══ SOURCE PASSAGE

# Wire twister



## Dan Krager (Feb 11, 2022)

Made this little widget that's been on my wish list for a long time.  Now that I'm unlikely to need it any more...how ironic.  A 5/8" x 1 1/2" bolt gave up it's drawer retirement for this.

DanK


----------



## rabler (Feb 11, 2022)

Nice job Dan, I like the idea.


----------



## Bi11Hudson (Feb 11, 2022)

A well done gizmo, with very good results. As an electrician, I have worked over 50 years with my 'Kliens' to twist wires. My Kliens reside in a pocket (the same one for all that time) in my pouch. A battery drill has only been around for 20-30 years. The trouble with keeping a drill handy in the field makes the gizmo useful for home but impractical for field work. The pictured device I have seen as both machined metal and 3D printed plastic. The home made version looks better than most, but I still wouldn't use one in the field, or even at home. Old habits are hard to break. . . 

.


----------



## Dan Krager (Feb 11, 2022)

After actually using this to test it on 4 #10, I can see why Bill (and others including me) might pass on using it in the field.  See the other straggly end?  First effort.  While wiring in my shop I struggled with twisting 4 #10 wires together well enough for a wire nut, so I thought this would be the cats meow.  Not so much now.  Though perhaps with practice it would become slicker. Some commercial ones strip the wire AND twist it, but I stripped the wire ahead for cleaner results.  Since a very slow speed works best, it could be used with a handle that allows twisting by hand like a tap.  I may try that.

════
══ STORED DATA

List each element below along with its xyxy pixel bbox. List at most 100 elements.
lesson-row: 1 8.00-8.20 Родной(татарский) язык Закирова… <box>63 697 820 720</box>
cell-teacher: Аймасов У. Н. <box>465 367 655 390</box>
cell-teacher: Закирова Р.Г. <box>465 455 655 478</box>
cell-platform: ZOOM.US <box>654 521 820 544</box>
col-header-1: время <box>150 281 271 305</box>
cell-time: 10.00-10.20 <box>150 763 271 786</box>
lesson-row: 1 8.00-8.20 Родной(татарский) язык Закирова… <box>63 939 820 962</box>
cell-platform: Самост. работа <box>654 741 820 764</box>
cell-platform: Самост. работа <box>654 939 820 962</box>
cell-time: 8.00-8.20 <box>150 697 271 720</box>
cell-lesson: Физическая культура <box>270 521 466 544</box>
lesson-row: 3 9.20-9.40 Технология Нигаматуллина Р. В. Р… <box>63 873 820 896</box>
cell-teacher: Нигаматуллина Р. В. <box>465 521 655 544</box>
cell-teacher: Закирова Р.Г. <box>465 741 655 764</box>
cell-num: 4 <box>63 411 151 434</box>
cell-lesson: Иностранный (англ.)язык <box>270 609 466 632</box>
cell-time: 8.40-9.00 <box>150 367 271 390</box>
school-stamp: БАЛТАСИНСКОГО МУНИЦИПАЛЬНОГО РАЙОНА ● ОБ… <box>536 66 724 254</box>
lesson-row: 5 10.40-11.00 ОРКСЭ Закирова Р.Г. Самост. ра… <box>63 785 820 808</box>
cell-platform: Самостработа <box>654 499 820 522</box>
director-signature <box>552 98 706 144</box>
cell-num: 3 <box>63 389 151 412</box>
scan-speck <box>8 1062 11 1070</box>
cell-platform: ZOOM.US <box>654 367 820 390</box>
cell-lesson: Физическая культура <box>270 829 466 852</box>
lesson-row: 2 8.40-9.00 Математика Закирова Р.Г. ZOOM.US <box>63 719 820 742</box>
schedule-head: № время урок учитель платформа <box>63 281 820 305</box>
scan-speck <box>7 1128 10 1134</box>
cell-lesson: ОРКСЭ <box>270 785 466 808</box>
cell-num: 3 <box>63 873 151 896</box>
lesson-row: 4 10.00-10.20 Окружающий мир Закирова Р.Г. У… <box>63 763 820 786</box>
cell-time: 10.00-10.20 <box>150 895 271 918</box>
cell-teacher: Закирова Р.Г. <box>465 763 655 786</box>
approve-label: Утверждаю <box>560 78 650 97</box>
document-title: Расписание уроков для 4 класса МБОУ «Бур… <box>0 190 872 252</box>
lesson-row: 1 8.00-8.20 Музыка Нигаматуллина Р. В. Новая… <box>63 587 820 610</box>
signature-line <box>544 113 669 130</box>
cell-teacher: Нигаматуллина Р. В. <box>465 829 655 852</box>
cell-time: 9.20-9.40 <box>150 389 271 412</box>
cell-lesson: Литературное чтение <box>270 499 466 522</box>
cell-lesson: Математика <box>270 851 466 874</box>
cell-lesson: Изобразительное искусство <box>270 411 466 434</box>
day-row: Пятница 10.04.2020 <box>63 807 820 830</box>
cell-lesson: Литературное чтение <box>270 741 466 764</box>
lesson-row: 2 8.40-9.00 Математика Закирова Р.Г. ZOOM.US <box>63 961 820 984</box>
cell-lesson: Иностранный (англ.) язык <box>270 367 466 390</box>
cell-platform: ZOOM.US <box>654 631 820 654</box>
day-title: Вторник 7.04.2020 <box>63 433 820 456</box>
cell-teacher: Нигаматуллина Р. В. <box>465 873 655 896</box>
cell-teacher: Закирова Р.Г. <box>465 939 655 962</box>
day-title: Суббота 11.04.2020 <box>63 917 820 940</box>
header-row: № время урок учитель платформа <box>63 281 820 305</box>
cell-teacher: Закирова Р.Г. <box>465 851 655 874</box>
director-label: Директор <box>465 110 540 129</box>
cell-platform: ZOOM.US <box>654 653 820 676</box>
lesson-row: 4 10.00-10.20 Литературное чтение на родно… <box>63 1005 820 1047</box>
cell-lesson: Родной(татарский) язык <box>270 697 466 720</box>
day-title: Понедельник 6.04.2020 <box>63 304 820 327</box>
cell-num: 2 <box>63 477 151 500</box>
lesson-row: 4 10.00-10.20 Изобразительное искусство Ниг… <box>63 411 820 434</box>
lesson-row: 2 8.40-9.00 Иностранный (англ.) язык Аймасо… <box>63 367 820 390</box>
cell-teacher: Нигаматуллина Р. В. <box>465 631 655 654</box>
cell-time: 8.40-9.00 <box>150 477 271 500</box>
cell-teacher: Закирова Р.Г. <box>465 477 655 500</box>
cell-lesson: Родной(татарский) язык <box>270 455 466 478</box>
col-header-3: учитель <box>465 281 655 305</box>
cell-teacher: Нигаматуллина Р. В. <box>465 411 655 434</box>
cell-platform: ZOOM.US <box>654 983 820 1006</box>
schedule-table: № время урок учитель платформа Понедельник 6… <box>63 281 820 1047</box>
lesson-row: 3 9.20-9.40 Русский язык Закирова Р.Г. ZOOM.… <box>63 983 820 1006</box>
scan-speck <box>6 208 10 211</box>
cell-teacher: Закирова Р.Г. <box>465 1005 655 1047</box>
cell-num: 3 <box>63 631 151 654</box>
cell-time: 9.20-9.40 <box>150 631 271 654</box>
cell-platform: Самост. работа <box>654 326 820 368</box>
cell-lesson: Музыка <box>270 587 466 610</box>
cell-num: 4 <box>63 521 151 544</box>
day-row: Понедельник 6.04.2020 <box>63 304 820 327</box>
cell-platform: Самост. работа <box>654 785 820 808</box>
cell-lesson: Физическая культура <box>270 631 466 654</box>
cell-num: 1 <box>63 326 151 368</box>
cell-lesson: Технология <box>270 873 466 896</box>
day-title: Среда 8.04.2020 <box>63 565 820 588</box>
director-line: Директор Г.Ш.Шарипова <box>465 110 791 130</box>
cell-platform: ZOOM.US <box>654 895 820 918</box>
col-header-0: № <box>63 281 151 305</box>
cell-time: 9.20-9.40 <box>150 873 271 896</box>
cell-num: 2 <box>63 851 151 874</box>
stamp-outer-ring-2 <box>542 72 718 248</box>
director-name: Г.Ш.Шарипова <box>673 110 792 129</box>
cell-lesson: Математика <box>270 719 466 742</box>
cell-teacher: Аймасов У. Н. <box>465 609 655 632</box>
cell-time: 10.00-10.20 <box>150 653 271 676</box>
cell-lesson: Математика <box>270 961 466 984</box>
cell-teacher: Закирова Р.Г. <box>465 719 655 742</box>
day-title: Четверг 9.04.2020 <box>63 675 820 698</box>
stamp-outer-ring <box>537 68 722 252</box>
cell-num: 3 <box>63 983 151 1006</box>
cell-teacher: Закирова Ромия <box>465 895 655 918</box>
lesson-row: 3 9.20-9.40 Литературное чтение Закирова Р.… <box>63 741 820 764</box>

════

(WHAT IS BEING ASKED) Write out the stretch of the wire twister thread from "Nice job Dan, I" through "to break. . .", replacing "gizmo" with "gadget" each time it appears.

(OUTPUT)
Nice job Dan, I like the idea.


----------



## Bi11Hudson (Feb 11, 2022)

A well done gadget, with very good results. As an electrician, I have worked over 50 years with my 'Kliens' to twist wires. My Kliens reside in a pocket (the same one for all that time) in my pouch. A battery drill has only been around for 20-30 years. The trouble with keeping a drill handy in the field makes the gadget useful for home but impractical for field work. The pictured device I have seen as both machined metal and 3D printed plastic. The home made version looks better than most, but I still wouldn't use one in the field, or even at home. Old habits are hard to break. . .